▶ _WORK INSTRUCTIONS_
Every entry must be given again exactly as it is written.
:::::
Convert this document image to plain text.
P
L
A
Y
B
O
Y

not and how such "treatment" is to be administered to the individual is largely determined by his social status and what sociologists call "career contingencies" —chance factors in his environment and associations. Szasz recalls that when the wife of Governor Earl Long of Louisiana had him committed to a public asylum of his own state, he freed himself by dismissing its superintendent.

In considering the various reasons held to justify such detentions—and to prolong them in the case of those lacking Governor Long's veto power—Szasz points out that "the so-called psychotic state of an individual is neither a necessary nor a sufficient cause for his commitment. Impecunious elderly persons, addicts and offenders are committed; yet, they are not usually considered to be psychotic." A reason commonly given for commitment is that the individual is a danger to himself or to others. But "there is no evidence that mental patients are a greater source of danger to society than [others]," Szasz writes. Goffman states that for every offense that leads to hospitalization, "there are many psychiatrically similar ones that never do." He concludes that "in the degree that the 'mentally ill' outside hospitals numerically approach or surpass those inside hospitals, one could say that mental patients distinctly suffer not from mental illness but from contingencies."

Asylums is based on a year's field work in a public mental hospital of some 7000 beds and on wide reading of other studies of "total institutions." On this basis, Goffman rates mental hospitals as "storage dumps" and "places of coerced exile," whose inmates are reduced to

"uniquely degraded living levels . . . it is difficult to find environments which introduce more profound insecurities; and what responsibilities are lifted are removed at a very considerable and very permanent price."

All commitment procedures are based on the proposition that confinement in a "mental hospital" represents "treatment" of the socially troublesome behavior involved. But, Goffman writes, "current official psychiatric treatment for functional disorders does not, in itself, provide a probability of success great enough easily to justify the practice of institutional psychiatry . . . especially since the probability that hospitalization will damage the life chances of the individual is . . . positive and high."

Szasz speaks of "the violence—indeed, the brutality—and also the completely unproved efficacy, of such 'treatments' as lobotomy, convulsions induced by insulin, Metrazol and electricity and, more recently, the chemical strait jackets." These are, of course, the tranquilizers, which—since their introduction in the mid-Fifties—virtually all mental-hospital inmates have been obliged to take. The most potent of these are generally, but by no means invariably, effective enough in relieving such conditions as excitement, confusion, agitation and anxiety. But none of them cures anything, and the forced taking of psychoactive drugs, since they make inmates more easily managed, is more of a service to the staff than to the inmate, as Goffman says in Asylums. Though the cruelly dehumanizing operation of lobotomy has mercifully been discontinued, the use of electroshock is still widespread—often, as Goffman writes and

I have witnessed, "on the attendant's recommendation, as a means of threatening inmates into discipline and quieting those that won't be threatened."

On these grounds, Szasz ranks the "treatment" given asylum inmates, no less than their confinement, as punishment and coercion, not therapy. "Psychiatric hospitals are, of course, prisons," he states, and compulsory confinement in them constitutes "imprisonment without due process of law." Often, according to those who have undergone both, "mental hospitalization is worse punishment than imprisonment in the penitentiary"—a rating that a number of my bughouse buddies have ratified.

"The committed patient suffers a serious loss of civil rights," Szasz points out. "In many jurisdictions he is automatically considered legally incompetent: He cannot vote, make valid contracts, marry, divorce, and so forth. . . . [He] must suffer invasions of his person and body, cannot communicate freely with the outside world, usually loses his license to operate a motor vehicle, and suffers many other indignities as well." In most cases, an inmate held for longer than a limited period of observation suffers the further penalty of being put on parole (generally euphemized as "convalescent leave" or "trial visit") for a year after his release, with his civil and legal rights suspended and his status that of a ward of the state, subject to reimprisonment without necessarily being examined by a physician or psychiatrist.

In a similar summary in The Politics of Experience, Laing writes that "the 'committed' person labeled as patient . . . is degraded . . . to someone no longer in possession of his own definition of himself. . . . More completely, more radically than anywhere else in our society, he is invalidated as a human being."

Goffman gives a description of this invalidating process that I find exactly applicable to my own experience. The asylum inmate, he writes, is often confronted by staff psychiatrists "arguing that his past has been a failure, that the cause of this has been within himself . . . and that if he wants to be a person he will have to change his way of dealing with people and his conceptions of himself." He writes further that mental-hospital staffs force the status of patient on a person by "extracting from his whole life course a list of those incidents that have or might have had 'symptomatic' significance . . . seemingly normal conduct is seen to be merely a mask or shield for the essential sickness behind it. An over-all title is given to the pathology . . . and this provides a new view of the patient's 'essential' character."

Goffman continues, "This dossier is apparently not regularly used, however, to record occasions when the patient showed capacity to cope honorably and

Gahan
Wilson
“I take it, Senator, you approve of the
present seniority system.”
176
:::::
▶ _ANSWER TO THIS PROBLEM_
Convert this document image to plain text.
P
L
A
Y
B
O
Y

not and how such "treatment" is to be administered to the individual is largely determined by his social status and what sociologists call "career contingencies" —chance factors in his environment and associations. Szasz recalls that when the wife of Governor Earl Long of Louisiana had him committed to a public asylum of his own state, he freed himself by dismissing its superintendent.

In considering the various reasons held to justify such detentions—and to prolong them in the case of those lacking Governor Long's veto power—Szasz points out that "the so-called psychotic state of an individual is neither a necessary nor a sufficient cause for his commitment. Impecunious elderly persons, addicts and offenders are committed; yet, they are not usually considered to be psychotic." A reason commonly given for commitment is that the individual is a danger to himself or to others. But "there is no evidence that mental patients are a greater source of danger to society than [others]," Szasz writes. Goffman states that for every offense that leads to hospitalization, "there are many psychiatrically similar ones that never do." He concludes that "in the degree that the 'mentally ill' outside hospitals numerically approach or surpass those inside hospitals, one could say that mental patients distinctly suffer not from mental illness but from contingencies."

Asylums is based on a year's field work in a public mental hospital of some 7000 beds and on wide reading of other studies of "total institutions." On this basis, Goffman rates mental hospitals as "storage dumps" and "places of coerced exile," whose inmates are reduced to

"uniquely degraded living levels . . . it is difficult to find environments which introduce more profound insecurities; and what responsibilities are lifted are removed at a very considerable and very permanent price."

All commitment procedures are based on the proposition that confinement in a "mental hospital" represents "treatment" of the socially troublesome behavior involved. But, Goffman writes, "current official psychiatric treatment for functional disorders does not, in itself, provide a probability of success great enough easily to justify the practice of institutional psychiatry . . . especially since the probability that hospitalization will damage the life chances of the individual is . . . positive and high."

Szasz speaks of "the violence—indeed, the brutality—and also the completely unproved efficacy, of such 'treatments' as lobotomy, convulsions induced by insulin, Metrazol and electricity and, more recently, the chemical strait jackets." These are, of course, the tranquilizers, which—since their introduction in the mid-Fifties—virtually all mental-hospital inmates have been obliged to take. The most potent of these are generally, but by no means invariably, effective enough in relieving such conditions as excitement, confusion, agitation and anxiety. But none of them cures anything, and the forced taking of psychoactive drugs, since they make inmates more easily managed, is more of a service to the staff than to the inmate, as Goffman says in Asylums. Though the cruelly dehumanizing operation of lobotomy has mercifully been discontinued, the use of electroshock is still widespread—often, as Goffman writes and

I have witnessed, "on the attendant's recommendation, as a means of threatening inmates into discipline and quieting those that won't be threatened."

On these grounds, Szasz ranks the "treatment" given asylum inmates, no less than their confinement, as punishment and coercion, not therapy. "Psychiatric hospitals are, of course, prisons," he states, and compulsory confinement in them constitutes "imprisonment without due process of law." Often, according to those who have undergone both, "mental hospitalization is worse punishment than imprisonment in the penitentiary"—a rating that a number of my bughouse buddies have ratified.

"The committed patient suffers a serious loss of civil rights," Szasz points out. "In many jurisdictions he is automatically considered legally incompetent: He cannot vote, make valid contracts, marry, divorce, and so forth. . . . [He] must suffer invasions of his person and body, cannot communicate freely with the outside world, usually loses his license to operate a motor vehicle, and suffers many other indignities as well." In most cases, an inmate held for longer than a limited period of observation suffers the further penalty of being put on parole (generally euphemized as "convalescent leave" or "trial visit") for a year after his release, with his civil and legal rights suspended and his status that of a ward of the state, subject to reimprisonment without necessarily being examined by a physician or psychiatrist.

In a similar summary in The Politics of Experience, Laing writes that "the 'committed' person labeled as patient . . . is degraded . . . to someone no longer in possession of his own definition of himself. . . . More completely, more radically than anywhere else in our society, he is invalidated as a human being."

Goffman gives a description of this invalidating process that I find exactly applicable to my own experience. The asylum inmate, he writes, is often confronted by staff psychiatrists "arguing that his past has been a failure, that the cause of this has been within himself . . . and that if he wants to be a person he will have to change his way of dealing with people and his conceptions of himself." He writes further that mental-hospital staffs force the status of patient on a person by "extracting from his whole life course a list of those incidents that have or might have had 'symptomatic' significance . . . seemingly normal conduct is seen to be merely a mask or shield for the essential sickness behind it. An over-all title is given to the pathology . . . and this provides a new view of the patient's 'essential' character."

Goffman continues, "This dossier is apparently not regularly used, however, to record occasions when the patient showed capacity to cope honorably and

Gahan
Wilson
“I take it, Senator, you approve of the
present seniority system.”
176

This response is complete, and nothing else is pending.